Exercise 1: Name every country that the skilled nursing news roundup lists as a source of immigrants who account for about 35,000 health aides and nursing assistants.
Exercise 2: According to the skilled nursing news roundup, how long did Mary DiGangi's most recent request take to bring in five applicants?
Exercise 3: Carry on the skilled nursing news roundup from its last sentence.

Text passage:
******

Skilled Nursing Must-Reads: Immigration Worries, Fire in Japan
As we enter another week, take a minute to catch up with some of the biggest skilled nursing stories from around the internet and the world.
The New York Times explored the effects of the Trump administration’s immigration policies on the long-term care industry, in particular shining a light on the so-called “gray market” — personal care aides who contract directly with patients to provide in-home care services.
Whereas the Paraprofessional Healthcare Institute (PHI) has determined that one in four direct care workers, including nursing home staff and home-based caregivers, are immigrants, the Times points out that the proportion is likely higher among participants in the gray market.
But the hiring pressures in Trump’s America also extend to the skilled nursing world. The Times spoke with Mary DiGangi, an HR director for the Menorah Center for Rehabilitation and Nursing Care in Brooklyn. DiGangi routinely puts out requests for 20 to 25 nursing assistants and licensed practical nurses to employment agencies, according to the Times, and she usually receives multiple applications within a day.
For the most recent request, it took her a month to get five applicants.
Part of the problem: The Trump administration’s position toward immigrants from Haiti, El Salvador, Nicaragua, and Honduras, who account for about 35,000 health aides and nursing assistants. Under Trump, the Department of Homeland Security has ended temporary protected status (TPS) for members of the first three groups, meaning they will soon have to depart the country or face undocumented status.

******

Extracted information:
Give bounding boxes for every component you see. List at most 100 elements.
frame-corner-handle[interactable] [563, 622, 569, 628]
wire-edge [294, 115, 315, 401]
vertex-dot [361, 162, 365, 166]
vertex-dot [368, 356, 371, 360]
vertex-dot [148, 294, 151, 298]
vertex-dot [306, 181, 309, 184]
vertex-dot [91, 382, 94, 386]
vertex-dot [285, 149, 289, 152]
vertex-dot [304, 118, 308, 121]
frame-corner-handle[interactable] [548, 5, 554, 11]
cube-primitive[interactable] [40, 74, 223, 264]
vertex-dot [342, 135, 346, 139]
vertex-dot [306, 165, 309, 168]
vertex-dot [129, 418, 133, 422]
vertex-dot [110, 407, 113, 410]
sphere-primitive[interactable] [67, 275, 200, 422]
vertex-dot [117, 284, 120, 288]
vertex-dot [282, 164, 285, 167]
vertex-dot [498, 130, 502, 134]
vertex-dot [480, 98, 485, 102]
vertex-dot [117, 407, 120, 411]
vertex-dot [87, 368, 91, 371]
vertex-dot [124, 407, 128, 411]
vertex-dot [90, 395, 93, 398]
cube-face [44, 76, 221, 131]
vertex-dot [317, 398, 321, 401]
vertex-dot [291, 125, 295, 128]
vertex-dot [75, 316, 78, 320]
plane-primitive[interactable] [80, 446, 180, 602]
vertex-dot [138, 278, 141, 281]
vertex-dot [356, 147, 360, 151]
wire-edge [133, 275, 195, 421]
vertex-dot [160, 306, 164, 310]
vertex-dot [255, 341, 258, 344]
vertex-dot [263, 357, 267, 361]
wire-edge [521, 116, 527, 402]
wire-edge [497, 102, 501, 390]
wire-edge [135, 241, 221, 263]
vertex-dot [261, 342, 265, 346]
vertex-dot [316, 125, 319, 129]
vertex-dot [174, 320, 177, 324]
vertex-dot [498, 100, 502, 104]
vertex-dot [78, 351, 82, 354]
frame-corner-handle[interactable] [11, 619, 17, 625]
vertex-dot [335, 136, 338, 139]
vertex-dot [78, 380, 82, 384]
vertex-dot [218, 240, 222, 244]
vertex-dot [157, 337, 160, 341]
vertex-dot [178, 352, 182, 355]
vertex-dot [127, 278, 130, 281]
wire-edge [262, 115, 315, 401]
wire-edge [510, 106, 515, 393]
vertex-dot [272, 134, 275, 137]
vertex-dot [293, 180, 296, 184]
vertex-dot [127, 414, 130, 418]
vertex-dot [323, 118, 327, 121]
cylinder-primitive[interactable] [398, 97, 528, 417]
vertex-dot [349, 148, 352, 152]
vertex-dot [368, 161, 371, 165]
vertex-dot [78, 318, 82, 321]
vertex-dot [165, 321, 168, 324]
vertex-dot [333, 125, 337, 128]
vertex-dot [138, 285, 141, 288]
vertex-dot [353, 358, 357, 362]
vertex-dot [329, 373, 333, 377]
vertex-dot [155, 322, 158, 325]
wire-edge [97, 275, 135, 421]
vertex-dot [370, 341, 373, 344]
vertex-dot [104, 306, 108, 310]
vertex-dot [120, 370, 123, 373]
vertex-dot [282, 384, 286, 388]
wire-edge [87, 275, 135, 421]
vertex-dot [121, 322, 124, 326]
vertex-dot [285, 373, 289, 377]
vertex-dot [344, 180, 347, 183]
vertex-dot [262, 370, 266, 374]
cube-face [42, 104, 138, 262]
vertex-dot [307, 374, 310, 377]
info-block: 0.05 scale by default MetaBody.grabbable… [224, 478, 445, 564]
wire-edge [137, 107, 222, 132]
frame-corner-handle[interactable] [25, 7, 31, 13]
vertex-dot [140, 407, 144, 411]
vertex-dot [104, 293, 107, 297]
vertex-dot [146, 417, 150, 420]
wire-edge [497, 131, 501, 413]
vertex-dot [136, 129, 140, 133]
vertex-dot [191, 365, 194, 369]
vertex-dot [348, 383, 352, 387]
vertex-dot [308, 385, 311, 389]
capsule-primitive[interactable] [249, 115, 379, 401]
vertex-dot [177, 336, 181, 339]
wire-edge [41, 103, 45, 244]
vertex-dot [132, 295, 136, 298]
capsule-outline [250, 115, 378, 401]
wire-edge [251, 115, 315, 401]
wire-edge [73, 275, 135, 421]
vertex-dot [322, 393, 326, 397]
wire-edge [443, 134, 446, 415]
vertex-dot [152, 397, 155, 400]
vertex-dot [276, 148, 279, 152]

******

Output 1: Haiti, El Salvador, Nicaragua, Honduras

Output 2: It took her a month.

Output 3:
“This is going to create tremendous strain,” LeadingAge researcher Robyn Stone told the Times. “We’ve heard of nursing homes that have shut down, or stopped admissions, because they could not hire enough people.”
Elder home fire in Japan claims 11
Just a week after a fire at a conjoined hospital and nursing facility in South Korea made headlines with 37 deaths — none from the nursing side — another elder-care fire hit Asia, this time in Japan.
Eleven people died last week at a welfare home designed for older residents of Sapporo, according to multiple news reports. While some of the residents received nursing care, the facility was not staffed at night, CBS News reported.
The facility, where people ages 40 to 80 can stay for about $330 per week, did not have fire sprinklers.
Fire safety protocols have taken on added importance in the United States in the wake of the Barclay Friends fire in Pennsylvania last year, which displaced 133 residents with four deaths. While that property was up to code, some officials said the disaster could prompt updates to fire-safety protocols locally and nationally.